● **Stated problem**:
Check each line below for the word "content", and copy those that have it.

## start Dataset rows

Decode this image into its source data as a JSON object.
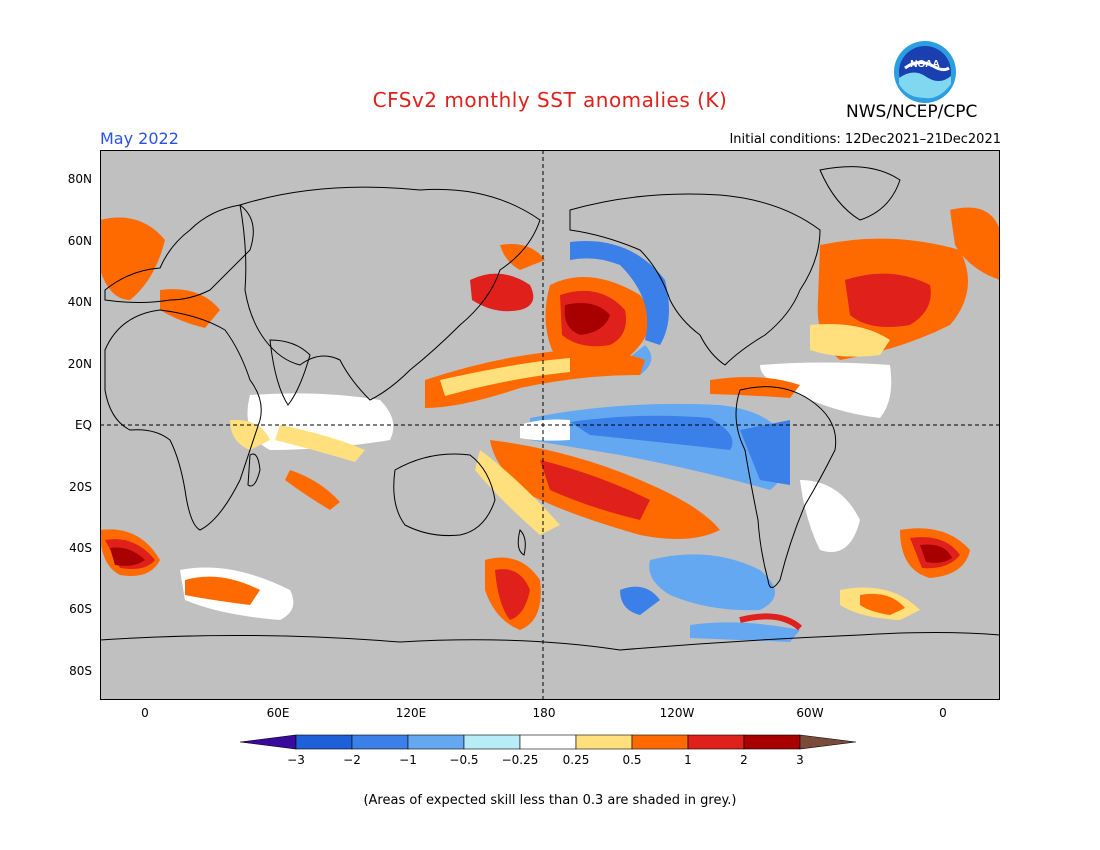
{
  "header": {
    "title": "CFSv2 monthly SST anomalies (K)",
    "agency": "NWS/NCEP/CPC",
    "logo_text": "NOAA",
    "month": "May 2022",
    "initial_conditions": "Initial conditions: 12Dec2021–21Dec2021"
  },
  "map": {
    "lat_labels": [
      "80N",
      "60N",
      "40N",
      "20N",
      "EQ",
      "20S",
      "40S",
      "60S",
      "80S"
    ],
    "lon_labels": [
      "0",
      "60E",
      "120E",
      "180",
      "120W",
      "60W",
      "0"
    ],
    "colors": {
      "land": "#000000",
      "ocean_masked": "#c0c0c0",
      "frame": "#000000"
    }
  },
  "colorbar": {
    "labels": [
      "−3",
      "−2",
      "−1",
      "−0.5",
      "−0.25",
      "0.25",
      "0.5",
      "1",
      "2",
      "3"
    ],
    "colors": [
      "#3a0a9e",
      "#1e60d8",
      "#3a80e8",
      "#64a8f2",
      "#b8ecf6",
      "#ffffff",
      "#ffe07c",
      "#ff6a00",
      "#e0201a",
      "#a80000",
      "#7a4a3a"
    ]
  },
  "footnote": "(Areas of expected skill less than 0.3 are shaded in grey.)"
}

## end Dataset rows
## start Dataset rows

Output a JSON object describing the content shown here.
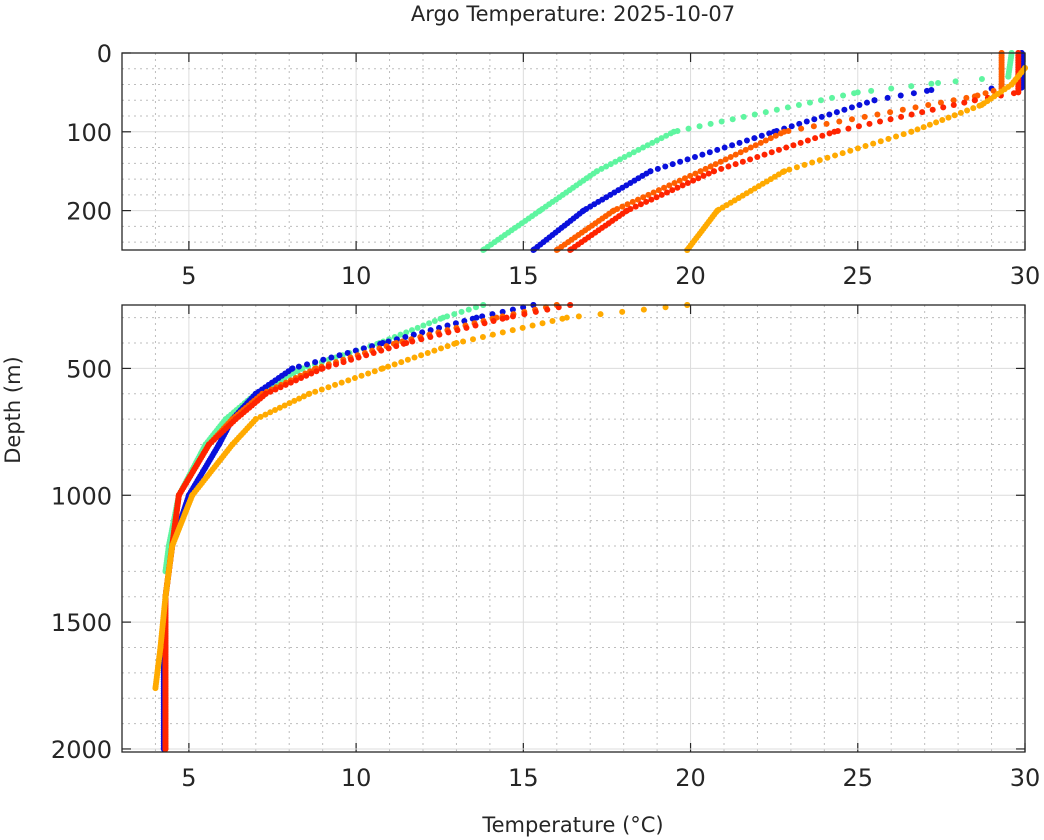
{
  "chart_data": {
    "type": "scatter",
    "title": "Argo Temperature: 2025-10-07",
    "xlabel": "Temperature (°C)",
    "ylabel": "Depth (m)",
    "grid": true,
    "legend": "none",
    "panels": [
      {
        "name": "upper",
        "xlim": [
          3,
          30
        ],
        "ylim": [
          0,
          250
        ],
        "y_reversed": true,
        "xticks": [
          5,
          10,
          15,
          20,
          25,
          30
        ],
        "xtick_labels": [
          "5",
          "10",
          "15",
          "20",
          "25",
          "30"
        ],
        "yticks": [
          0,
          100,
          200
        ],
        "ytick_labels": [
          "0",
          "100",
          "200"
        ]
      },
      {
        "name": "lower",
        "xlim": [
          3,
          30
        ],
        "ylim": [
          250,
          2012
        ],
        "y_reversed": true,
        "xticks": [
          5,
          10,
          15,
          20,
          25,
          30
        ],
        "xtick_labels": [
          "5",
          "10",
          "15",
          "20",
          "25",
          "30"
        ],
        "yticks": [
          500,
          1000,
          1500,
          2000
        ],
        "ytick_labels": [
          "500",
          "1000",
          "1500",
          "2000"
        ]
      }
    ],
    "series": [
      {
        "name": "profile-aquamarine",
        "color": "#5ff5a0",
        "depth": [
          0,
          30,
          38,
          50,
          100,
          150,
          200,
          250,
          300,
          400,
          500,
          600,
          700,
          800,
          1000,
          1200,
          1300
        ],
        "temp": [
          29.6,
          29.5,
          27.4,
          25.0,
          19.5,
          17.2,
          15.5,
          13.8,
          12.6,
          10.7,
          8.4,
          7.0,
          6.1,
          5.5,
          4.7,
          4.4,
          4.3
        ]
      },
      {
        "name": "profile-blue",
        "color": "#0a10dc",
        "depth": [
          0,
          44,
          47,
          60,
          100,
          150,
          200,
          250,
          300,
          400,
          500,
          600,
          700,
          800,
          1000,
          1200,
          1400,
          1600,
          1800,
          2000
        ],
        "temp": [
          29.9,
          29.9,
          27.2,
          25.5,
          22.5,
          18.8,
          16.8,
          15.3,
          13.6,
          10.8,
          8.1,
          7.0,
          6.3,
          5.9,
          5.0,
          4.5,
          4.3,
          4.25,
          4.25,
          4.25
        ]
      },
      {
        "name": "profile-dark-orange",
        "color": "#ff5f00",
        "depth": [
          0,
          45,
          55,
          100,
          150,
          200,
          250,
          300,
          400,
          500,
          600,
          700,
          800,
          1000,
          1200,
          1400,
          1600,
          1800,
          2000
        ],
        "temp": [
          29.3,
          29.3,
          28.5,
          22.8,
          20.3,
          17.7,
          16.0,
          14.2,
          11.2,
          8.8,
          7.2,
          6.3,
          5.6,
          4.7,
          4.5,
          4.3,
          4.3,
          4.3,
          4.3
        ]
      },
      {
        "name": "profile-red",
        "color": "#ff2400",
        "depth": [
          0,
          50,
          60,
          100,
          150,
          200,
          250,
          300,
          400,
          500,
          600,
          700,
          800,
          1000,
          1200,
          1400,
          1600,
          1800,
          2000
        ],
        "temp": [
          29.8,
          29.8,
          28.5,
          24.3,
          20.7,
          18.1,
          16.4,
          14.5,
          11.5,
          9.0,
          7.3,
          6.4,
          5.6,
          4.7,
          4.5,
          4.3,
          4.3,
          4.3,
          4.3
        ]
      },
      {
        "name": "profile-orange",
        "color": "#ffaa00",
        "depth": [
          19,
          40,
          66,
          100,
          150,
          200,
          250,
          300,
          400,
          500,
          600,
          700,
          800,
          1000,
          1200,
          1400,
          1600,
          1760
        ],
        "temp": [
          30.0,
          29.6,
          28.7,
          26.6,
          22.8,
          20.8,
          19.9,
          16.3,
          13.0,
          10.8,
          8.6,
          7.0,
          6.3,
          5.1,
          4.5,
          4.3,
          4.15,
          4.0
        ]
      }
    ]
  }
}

## end Dataset rows
## start Dataset rows

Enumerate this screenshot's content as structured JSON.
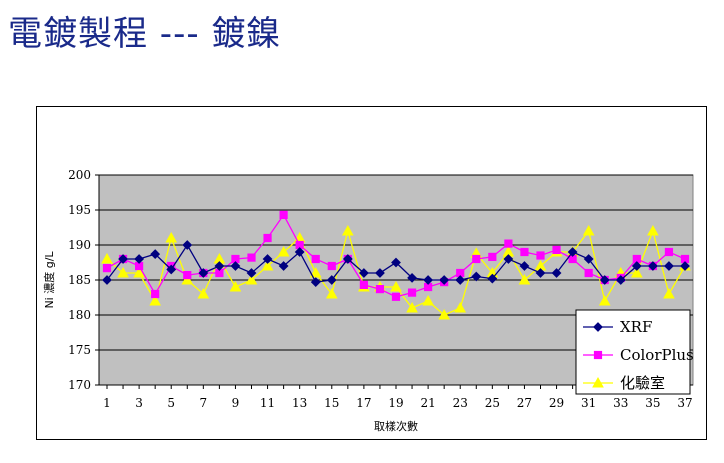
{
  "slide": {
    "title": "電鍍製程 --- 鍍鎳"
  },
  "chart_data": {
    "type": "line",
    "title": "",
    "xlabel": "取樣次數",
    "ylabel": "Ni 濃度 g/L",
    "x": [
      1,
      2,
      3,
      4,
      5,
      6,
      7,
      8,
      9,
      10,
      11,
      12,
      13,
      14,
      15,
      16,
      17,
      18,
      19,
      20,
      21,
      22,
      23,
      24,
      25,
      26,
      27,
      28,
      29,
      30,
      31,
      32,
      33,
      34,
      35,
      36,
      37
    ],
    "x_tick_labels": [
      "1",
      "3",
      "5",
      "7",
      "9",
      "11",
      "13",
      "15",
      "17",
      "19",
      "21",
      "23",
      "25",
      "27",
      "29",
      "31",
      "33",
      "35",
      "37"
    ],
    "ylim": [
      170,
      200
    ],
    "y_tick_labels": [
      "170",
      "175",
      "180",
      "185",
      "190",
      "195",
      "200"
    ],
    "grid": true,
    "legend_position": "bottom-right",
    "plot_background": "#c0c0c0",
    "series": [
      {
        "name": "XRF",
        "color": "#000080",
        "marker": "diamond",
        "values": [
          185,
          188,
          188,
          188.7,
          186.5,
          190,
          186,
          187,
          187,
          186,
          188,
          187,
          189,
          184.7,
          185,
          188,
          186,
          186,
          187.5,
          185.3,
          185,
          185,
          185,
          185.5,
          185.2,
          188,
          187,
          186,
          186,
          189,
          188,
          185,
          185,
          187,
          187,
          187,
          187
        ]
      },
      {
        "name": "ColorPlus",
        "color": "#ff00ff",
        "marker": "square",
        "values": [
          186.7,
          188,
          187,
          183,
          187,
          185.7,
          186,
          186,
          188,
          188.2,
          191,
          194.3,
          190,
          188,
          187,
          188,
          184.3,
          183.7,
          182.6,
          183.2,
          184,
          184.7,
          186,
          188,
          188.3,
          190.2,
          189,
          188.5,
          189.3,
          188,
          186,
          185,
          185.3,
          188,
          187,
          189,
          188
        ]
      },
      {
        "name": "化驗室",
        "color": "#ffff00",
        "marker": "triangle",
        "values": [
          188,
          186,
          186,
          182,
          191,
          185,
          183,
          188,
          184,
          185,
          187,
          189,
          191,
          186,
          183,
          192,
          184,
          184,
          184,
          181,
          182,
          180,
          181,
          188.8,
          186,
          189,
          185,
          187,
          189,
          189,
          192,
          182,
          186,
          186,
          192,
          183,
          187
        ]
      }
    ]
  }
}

## end Dataset rows

● **Answer**:
Output a JSON object describing the content shown here.
Enumerate this screenshot's content as structured JSON.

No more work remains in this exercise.